• Given instruction
Copy each line containing the word "Торговля" from the records that follow, please.

==== Data records ====

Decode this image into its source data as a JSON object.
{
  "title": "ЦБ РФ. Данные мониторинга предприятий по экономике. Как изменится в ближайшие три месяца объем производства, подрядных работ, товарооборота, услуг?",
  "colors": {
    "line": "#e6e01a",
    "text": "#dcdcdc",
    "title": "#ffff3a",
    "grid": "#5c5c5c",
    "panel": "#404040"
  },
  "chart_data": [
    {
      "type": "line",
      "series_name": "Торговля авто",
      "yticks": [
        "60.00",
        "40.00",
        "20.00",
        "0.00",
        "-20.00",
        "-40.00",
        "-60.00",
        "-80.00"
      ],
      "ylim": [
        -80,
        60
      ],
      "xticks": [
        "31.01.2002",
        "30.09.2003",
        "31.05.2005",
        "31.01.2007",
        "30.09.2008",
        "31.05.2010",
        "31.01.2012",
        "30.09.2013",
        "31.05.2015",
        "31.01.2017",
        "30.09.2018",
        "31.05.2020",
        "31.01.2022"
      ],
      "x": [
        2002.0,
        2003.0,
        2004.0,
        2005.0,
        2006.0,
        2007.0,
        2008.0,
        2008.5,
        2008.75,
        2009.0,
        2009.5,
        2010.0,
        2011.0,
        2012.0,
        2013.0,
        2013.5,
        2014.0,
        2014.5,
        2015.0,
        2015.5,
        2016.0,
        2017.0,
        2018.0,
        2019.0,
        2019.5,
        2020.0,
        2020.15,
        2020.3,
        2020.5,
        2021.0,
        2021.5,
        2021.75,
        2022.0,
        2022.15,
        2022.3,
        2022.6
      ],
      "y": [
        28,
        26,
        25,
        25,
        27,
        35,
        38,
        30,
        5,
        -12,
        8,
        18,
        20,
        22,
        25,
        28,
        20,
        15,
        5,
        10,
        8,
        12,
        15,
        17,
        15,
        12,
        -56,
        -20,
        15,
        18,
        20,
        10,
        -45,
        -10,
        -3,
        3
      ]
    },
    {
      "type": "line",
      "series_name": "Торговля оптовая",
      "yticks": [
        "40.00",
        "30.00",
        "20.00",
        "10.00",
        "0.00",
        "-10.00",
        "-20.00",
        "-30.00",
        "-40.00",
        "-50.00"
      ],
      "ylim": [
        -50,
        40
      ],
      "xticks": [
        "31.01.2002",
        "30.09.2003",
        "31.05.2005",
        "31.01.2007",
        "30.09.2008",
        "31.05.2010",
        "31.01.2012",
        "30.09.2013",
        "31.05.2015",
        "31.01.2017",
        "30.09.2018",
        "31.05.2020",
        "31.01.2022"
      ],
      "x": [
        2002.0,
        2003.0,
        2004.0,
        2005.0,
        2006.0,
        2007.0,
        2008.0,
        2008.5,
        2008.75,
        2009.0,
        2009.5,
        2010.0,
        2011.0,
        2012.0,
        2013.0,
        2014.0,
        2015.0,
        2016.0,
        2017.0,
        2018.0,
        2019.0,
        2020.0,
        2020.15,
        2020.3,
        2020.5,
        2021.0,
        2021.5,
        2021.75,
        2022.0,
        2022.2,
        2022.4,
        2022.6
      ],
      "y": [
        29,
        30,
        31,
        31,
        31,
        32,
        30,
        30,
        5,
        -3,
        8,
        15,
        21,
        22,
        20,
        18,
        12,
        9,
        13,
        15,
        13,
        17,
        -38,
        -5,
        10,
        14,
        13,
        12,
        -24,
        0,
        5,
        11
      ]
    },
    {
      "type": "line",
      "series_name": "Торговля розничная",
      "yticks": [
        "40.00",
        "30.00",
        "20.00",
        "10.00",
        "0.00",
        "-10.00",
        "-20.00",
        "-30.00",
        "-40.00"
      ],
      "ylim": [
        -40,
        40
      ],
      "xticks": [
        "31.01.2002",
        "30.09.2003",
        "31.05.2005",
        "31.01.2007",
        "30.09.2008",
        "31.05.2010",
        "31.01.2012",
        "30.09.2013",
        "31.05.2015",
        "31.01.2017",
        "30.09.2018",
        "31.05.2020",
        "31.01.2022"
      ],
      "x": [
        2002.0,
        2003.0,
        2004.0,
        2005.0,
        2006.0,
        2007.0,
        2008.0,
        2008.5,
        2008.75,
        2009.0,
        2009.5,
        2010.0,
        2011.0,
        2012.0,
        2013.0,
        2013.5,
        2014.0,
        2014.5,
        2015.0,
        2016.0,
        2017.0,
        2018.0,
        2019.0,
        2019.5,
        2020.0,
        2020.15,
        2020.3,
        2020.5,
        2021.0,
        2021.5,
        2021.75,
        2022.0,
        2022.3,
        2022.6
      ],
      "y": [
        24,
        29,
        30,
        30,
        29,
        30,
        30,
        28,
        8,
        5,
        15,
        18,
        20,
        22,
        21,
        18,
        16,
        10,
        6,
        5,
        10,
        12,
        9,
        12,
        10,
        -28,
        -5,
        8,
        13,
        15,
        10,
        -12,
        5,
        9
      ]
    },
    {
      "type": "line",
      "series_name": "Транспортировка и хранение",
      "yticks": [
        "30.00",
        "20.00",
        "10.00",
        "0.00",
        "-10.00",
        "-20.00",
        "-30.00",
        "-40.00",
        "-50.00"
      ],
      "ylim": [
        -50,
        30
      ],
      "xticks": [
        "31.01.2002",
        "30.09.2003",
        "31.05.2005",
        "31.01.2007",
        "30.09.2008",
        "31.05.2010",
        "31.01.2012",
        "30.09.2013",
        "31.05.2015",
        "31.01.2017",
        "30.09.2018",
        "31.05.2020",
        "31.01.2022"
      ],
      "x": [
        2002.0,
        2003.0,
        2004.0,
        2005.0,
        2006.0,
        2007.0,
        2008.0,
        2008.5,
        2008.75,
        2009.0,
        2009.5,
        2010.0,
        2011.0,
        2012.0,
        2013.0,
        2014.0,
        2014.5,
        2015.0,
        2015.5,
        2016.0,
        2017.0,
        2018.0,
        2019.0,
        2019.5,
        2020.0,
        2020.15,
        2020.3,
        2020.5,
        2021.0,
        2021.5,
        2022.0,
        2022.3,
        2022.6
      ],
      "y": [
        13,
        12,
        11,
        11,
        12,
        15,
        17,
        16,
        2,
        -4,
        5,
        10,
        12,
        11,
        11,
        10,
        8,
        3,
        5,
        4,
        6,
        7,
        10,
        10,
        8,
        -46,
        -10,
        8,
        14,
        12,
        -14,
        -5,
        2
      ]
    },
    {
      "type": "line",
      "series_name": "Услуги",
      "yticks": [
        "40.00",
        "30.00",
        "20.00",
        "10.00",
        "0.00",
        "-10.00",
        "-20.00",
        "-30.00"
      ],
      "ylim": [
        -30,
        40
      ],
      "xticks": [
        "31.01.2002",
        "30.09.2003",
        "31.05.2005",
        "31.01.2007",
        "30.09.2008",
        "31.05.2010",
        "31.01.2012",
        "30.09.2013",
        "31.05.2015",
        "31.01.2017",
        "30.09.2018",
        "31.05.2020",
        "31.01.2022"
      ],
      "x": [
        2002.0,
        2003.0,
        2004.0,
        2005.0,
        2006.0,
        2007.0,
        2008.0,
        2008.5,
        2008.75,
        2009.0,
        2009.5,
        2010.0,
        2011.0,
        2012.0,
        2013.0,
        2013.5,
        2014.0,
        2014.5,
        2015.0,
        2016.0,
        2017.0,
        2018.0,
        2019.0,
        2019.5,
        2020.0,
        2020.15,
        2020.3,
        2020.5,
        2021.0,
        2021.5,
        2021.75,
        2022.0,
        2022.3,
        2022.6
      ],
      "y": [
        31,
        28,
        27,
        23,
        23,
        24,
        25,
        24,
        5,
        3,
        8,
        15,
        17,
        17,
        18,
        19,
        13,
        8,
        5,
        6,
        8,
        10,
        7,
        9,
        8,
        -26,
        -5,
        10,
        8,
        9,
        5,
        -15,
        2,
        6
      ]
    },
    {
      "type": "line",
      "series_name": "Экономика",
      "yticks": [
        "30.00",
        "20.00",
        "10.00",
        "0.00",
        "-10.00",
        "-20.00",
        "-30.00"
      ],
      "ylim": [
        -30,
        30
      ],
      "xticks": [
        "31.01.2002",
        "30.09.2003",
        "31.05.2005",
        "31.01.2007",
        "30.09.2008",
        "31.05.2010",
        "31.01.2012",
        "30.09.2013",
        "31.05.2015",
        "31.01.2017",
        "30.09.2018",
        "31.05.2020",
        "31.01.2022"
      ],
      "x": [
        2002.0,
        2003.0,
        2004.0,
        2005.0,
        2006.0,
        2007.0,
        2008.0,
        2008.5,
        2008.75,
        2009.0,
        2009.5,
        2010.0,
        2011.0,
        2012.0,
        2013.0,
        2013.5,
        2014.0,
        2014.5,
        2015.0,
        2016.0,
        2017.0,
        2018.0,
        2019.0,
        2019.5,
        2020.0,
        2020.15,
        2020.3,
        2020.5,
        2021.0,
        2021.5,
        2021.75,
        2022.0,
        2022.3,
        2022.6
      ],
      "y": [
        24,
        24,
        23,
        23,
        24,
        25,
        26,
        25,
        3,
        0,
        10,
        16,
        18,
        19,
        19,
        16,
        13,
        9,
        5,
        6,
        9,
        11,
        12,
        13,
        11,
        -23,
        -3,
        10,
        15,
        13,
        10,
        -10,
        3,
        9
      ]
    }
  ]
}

====

• Exercise result
      "series_name": "Торговля авто",
      "series_name": "Торговля оптовая",
      "series_name": "Торговля розничная",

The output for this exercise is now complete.